RECORDS SUPPLIED —

● ● ●

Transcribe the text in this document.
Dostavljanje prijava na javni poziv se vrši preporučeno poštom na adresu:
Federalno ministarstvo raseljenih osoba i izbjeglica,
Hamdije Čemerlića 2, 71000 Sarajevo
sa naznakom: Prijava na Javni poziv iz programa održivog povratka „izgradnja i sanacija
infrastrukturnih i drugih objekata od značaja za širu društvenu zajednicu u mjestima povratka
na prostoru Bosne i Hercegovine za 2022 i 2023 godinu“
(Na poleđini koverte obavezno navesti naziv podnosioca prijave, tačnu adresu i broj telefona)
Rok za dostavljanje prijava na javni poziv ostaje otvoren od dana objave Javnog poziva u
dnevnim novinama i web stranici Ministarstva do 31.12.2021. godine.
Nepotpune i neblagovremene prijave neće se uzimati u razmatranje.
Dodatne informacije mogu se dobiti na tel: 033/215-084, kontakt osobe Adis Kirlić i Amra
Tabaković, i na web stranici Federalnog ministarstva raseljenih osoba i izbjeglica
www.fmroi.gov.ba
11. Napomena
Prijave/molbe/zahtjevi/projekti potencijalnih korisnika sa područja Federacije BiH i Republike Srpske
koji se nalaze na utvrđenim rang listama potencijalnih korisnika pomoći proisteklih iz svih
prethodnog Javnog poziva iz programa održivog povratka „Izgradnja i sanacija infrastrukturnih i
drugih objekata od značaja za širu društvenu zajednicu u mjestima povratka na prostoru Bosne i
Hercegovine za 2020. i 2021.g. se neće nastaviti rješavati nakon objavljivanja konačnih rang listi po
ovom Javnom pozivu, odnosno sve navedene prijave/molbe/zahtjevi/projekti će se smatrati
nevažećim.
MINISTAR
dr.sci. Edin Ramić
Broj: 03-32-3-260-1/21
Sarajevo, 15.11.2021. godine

● ● ●

TASK GOAL — Give the count of lines that hold the word "drugih", with nothing added.

EXERCISE OUTPUT — 2